REQUIREMENTS — Pick up the State v. Thomas court opinion after its last sentence and continue writing it.

··· TEXT SECTION

State v. Thomas

Decision Date28 November 1910
Docket Number18,391
Citation53 So. 868,127 La. 576
CourtLouisiana Supreme Court
PartiesSTATE v. THOMAS

Rehearing Denied January 3, 1911.

Appeal from Twenty-Fifth Judicial District Court, Parish of Tangipahoa; Robert S. Ellis, Judge.

Spencer Thomas was convicted under an indictment charging him with willfully and with malice aforethought shooting at another with intent to commit murder, and he appeals. Affirmed.

R. C. &amp S. Reid, for appellant.

Walter Guion, Atty. Gen., and W. H. McClendon, Dist. Atty. (R. G Pleasant, of counsel), for the State.

OPINION

PROVOSTY J.

The accused quarreled with one Washington in front of the latter's house, walked about 200 yards away, and procured a gun, and returned, and, without excuse, fired at Washington, wounding both him and one Alma Meyers who was on the gallery of the house back of him. The indictment reads that the defendant:

"Willfully, feloniously, and of his malice aforethought did shoot Alma Meyers with a dangerous weapon with intent to commit murder, contrary to the form of the statute," etc.

The statute is section 791, Rev. St., as amended by Act No. 43 of 1890, and reads:

"Whoever shall shoot, stab, cut, strike, or thrust any person with a dangerous weapon with intent to commit murder shall," etc.

The main reliance of defendant is upon three bills covering the difference between his counsel and the judge as to whether there can be a conviction under said statute in a case where the shooting was at another person and only took effect accidently upon the person named in the indictment.

We agree with the learned trial judge that in the instant case the terms of the statute are completely satisfied, and the allegations of the indictment fully proved, if there is the shooting of any person, -- no matter of what person, -- and the shooting is done with a dangerous weapon and with intent to commit murder; in other words, that there is nothing in the terms of the statute requiring that the person who was shot should have been the person intended in fact to be murdered, or who was shot at.

······
··· RECORD EXCERPTS

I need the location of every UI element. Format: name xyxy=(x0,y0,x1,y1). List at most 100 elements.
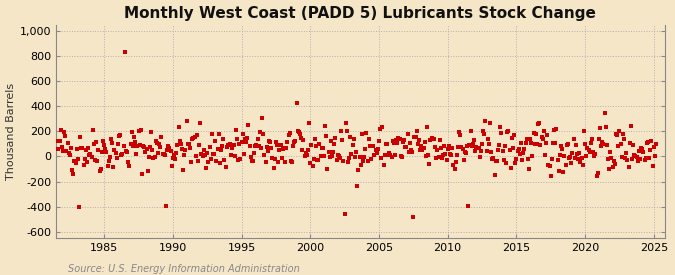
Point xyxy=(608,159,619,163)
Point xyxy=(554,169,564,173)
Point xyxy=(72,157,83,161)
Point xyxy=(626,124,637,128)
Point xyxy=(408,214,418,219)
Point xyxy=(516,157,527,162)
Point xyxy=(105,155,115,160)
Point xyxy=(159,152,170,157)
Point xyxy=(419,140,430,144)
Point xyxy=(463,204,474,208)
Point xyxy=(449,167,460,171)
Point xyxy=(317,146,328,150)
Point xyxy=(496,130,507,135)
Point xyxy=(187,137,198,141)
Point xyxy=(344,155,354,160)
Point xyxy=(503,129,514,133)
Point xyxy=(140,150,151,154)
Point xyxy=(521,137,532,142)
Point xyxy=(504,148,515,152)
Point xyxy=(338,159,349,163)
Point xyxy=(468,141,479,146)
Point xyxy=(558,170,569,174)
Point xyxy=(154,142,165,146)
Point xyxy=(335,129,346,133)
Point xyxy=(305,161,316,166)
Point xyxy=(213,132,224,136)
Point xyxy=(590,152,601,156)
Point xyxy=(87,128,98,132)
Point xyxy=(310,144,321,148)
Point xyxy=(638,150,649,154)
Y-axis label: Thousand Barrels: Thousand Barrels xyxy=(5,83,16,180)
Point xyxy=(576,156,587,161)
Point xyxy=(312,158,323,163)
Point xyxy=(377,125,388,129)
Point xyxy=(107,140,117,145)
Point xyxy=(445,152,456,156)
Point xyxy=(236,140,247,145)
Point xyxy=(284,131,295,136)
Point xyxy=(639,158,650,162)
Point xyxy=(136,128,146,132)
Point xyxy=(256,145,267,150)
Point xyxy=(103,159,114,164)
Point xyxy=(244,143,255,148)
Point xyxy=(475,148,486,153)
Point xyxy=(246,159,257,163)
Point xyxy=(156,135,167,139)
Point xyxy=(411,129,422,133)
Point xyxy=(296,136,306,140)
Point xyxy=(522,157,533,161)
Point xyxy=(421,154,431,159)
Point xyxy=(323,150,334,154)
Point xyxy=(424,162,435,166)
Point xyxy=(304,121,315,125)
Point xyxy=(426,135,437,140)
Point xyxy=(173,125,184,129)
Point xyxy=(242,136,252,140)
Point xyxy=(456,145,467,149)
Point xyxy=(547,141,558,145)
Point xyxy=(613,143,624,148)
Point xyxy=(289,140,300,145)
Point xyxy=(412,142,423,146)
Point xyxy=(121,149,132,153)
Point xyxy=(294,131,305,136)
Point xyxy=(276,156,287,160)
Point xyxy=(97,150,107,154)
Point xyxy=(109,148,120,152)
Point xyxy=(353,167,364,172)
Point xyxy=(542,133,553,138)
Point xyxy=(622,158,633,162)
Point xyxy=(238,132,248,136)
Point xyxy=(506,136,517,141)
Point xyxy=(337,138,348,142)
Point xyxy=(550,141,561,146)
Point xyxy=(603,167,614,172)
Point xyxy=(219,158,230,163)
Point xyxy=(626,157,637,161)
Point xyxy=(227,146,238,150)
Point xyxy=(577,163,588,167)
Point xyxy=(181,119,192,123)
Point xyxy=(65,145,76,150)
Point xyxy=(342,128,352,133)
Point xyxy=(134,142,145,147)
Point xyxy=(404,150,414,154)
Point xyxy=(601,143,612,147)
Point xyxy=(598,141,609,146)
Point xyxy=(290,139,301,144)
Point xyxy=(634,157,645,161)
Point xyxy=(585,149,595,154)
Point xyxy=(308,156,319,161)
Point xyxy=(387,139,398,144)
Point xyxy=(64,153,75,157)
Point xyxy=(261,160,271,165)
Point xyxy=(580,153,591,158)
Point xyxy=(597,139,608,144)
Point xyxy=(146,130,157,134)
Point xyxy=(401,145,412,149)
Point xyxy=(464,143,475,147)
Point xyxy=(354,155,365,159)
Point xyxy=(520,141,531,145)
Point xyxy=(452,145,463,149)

······

ANSWER TO THIS TASK —
It will be observed that the indictment does not charge that the intent to murder was directed towards Alma Meyers; and that it did not need so to charge. Whether its so charging would have made any difference, or, in other words, whether its so charging could not have been treated as mere surplusage, is a question that need not be considered. In Regina v. Ryan, 2 Macl. & R. 213, where G. took poison which the prisoner had intended for C., and the indictment charged specifically that the prisoner had intended to poison G., Parke, B., doubted whether the verdict could stand, and directed another indictment to be brought charging generally that the prisoner did the act "with intent to commit murder"; without specifying against whom the intent was directed. He said that he doubted the correctness of a previous decision (Rex v. Lewis, 6 C. & P. 161), where, upon similar facts, the verdict had been maintained, although the statute then required that the intent should have been to murder "such person" -- i. e., the person named in the indictment. He added that the language of the statute had been altered in order to provide for just such a case as the one in question; so that it was now sufficient to allege generally that the prisoner did the act "with intent to commit murder," without naming the person against whom the intent was directed.

Under the caption "Assault taking effect on one not meant," Bishop, New Crim. L. vol. 2, § 741, par. 4, has the following:

"Should the assault terminate in a battery of a person not meant, Is the offense of assault with intent to kill or murder committed? In legal reason, and in the absence of special terms in the statute, it is; because in such a case both the statutory act and the statutory intent have transpired -- the legislative words are covered, and the wrong done is completely within their spirit. The indictment might even charge that the assault was made on one named, mistaken by the accused for another one named with intent to take the latter's life; for here the thing done would be apparently adapted to accomplish the death meant, bringing the case within the general rule of the law of attempt."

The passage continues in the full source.